*TASK DIRECTIONS*. Locate each line containing the string "vulgaris" and copy it out.

*PROVIDED INFORMATION*.
•••••
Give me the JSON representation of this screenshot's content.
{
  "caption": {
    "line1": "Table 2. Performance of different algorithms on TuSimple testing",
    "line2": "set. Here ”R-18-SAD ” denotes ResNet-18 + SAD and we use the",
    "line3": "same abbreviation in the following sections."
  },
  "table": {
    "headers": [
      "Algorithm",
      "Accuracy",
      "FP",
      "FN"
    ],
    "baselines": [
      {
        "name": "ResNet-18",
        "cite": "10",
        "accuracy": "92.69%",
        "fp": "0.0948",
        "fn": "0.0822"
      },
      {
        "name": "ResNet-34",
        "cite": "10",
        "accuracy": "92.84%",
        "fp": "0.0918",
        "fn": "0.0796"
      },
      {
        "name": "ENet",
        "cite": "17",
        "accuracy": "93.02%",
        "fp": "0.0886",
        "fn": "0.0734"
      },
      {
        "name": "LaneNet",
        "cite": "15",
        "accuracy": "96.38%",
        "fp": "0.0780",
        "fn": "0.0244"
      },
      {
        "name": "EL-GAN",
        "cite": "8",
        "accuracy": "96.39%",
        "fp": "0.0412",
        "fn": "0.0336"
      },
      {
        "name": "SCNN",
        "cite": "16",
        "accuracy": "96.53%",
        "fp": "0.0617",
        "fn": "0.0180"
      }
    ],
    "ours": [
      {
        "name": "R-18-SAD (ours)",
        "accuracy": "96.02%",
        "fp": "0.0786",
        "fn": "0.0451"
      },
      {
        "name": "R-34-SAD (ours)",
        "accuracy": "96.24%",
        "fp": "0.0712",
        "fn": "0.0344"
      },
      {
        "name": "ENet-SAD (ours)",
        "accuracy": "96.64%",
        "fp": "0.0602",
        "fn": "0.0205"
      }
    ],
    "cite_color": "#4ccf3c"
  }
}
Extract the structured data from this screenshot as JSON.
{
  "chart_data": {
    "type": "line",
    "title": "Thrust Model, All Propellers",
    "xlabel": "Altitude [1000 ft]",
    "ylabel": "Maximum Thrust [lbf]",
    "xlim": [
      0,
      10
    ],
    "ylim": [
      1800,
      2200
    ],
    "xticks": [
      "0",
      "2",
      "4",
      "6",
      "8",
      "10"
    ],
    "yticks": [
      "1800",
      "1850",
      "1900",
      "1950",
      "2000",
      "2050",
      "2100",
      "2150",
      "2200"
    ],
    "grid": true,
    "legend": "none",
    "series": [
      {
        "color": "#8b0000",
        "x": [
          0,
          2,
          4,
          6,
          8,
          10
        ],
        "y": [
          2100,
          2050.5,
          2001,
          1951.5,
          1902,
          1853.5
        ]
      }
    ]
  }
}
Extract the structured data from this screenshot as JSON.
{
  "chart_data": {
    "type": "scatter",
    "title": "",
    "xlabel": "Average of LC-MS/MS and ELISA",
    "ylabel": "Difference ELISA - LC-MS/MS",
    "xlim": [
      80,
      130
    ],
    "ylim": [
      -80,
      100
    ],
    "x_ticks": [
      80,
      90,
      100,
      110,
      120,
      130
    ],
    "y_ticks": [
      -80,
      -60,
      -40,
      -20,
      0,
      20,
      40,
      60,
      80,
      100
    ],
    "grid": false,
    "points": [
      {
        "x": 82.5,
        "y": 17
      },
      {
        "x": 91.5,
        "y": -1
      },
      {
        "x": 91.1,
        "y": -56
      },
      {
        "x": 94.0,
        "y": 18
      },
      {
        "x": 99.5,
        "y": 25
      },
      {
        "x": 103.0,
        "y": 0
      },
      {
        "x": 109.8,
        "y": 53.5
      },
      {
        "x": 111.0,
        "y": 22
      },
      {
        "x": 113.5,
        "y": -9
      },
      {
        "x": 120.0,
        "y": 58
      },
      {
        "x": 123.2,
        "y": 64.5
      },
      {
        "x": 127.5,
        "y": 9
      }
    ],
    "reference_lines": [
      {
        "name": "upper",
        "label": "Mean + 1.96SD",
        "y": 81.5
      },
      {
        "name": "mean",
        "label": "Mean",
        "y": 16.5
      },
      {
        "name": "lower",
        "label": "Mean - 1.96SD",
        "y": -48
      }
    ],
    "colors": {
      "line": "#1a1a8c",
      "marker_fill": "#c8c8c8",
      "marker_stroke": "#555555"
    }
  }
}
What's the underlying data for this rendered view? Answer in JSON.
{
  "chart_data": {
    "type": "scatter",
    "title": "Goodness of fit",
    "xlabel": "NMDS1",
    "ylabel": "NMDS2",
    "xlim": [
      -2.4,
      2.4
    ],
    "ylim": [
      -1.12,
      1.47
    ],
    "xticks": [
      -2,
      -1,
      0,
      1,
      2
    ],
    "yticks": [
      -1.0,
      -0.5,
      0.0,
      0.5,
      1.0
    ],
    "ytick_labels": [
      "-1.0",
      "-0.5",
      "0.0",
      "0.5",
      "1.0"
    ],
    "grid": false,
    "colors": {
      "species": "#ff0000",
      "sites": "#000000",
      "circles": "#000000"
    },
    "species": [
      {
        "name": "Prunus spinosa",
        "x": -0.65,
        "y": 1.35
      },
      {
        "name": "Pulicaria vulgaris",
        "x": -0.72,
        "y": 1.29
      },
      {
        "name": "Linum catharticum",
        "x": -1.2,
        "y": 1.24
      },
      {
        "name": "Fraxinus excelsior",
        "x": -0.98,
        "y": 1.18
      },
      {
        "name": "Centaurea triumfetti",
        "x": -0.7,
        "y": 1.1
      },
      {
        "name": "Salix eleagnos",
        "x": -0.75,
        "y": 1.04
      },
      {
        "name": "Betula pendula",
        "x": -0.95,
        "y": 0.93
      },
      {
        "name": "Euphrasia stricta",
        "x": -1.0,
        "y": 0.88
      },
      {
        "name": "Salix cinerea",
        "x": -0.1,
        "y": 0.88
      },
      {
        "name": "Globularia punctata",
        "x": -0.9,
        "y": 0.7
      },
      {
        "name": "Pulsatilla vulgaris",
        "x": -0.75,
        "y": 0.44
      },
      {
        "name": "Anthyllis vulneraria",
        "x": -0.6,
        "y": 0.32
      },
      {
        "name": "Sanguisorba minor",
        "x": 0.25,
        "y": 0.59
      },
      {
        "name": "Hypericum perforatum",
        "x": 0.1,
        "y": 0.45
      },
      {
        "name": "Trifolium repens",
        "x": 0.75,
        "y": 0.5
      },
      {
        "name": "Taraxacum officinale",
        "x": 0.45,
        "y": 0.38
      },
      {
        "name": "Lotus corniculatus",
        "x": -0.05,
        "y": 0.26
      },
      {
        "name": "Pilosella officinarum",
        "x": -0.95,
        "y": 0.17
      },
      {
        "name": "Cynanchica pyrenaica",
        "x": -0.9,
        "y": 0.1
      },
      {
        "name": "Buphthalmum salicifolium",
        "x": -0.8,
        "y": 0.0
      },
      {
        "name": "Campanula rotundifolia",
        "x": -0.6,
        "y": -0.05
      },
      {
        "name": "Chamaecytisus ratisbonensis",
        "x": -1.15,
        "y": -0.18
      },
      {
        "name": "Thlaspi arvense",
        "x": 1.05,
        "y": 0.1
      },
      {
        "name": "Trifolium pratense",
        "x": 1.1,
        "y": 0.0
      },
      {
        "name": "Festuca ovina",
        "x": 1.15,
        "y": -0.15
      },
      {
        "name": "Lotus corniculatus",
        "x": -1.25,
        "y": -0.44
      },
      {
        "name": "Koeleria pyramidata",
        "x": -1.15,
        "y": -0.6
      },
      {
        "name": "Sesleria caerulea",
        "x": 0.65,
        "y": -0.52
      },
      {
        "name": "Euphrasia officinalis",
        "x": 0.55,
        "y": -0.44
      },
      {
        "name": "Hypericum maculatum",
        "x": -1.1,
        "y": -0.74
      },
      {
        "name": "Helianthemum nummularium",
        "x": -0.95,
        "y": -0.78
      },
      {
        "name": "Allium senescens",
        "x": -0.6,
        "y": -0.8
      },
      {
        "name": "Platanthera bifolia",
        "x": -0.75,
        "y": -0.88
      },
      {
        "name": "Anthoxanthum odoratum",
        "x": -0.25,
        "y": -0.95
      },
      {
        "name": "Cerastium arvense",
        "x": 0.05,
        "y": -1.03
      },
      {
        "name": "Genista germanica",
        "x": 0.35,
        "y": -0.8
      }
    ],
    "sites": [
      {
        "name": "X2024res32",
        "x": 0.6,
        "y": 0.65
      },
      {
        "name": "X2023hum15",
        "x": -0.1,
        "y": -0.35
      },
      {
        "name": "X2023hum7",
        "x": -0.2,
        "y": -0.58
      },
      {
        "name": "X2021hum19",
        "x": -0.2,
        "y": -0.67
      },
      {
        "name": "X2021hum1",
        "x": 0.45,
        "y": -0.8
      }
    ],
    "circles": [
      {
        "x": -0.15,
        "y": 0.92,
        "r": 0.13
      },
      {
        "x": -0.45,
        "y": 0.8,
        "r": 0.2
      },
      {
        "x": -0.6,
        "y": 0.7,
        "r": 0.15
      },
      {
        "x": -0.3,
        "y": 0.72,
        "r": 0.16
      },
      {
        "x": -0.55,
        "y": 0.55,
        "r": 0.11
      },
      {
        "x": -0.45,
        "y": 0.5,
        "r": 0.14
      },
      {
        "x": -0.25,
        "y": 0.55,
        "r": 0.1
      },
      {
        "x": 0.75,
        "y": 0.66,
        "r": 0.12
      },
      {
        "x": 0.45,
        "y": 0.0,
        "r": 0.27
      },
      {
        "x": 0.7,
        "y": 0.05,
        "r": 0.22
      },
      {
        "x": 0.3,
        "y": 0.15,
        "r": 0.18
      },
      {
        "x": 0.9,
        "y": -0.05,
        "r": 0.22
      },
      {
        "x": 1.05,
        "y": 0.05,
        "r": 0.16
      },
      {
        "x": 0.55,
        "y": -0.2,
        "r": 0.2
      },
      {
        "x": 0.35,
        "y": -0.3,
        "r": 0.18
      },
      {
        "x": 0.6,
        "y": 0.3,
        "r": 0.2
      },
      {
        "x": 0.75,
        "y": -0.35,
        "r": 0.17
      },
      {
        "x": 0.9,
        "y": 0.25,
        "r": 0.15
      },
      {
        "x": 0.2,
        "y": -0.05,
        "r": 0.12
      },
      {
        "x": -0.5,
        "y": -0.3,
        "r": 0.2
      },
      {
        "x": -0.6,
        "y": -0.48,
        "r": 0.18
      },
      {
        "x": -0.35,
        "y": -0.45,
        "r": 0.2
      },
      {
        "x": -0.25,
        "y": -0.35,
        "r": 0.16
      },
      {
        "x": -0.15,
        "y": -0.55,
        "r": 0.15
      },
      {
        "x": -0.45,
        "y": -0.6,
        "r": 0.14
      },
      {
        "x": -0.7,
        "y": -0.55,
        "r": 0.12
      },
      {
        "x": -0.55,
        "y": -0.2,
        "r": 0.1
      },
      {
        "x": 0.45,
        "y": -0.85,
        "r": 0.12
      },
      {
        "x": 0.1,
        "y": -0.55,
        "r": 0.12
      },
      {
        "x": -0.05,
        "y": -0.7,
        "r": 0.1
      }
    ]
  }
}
•••••
*TASK SOLUTION*.
        "name": "Pulicaria vulgaris",
        "name": "Pulsatilla vulgaris",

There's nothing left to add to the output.